#### [Excerpted passage]

........

Town Supervisor Berndt Leifeld told legislative committee members that ongoing discussions about the reservoir property values are being conducted between attorneys representing the town of Olive and ORPS. Town officials, he said,  are also scheduled to meet and discuss the matter with New York Department of Environmental Protection Commissioner Christopher Ward in October.
            “We will do everything we can to prevent us and you form being in this position next year,” Leifeld told legislative committee members. “All we ask is for extra time to do what is right.”
            After the meeting, Leifeld said he and town board members plan to attend the Oct. 9 meeting of the county legislature. “We are going down to the meeting when they vote on it.  We won’t be making speeches, but we will be there to answer their questions, if they have any, and just to stare them in the face when they are making their decision.”


Sparring With The City

            The letter was published in a paid advertisement that appeared in the Daily Freeman on Sunday and appears in this week’s issue of the Olive Press.
            “Local officials have been fully briefed on the findings of the study, as they pertain to the Town of Olive, in private meetings with the DEP,” Ward wrote. “Despite requests to keep details of the study confidential, so as not to help those seeking to do us harm, this vital information has been discussed in public.”
            Stating that “the threat from terrorists to the Olivebridge Dam is very real,” the letter also defends the DEP’s decision toclose Monument Road in March. “While we have been reluctant to highlight this information,” Ward wrote, “the security agencies that have been charged after 9/11 with protecting our country’s infrastructure have proof that Al Qaeda and other terrorists have studied utilities, including the New York City water system, for vulnerabilities.”

........

Dataset rows
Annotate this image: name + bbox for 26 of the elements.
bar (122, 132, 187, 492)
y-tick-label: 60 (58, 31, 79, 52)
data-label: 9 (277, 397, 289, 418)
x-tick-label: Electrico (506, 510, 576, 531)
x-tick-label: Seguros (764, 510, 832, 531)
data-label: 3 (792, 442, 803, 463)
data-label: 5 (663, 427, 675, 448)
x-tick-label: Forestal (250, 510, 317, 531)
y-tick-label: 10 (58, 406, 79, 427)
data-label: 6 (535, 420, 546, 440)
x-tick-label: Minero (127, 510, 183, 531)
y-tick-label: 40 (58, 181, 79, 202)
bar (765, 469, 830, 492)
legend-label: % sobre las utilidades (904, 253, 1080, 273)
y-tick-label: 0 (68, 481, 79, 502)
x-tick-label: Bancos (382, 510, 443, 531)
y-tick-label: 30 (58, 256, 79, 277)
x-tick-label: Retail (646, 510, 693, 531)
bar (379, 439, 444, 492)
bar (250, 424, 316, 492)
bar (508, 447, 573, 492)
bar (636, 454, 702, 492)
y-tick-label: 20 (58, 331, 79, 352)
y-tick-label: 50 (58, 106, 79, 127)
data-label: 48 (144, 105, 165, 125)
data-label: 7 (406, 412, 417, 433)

........

#### [Exercise tasks]
a: List every month, day of the week, and calendar date named in the news excerpt.
b: Rewrite the news excerpt between "The letter was" and "the Olive Press.", inclusive, putting "full-page advertisement" in place of "paid advertisement".

#### [Answers in order]
a:
- October
- Oct. 9
- Sunday
- March
- 9/11

b:
The letter was published in a full-page advertisement that appeared in the Daily Freeman on Sunday and appears in this week’s issue of the Olive Press.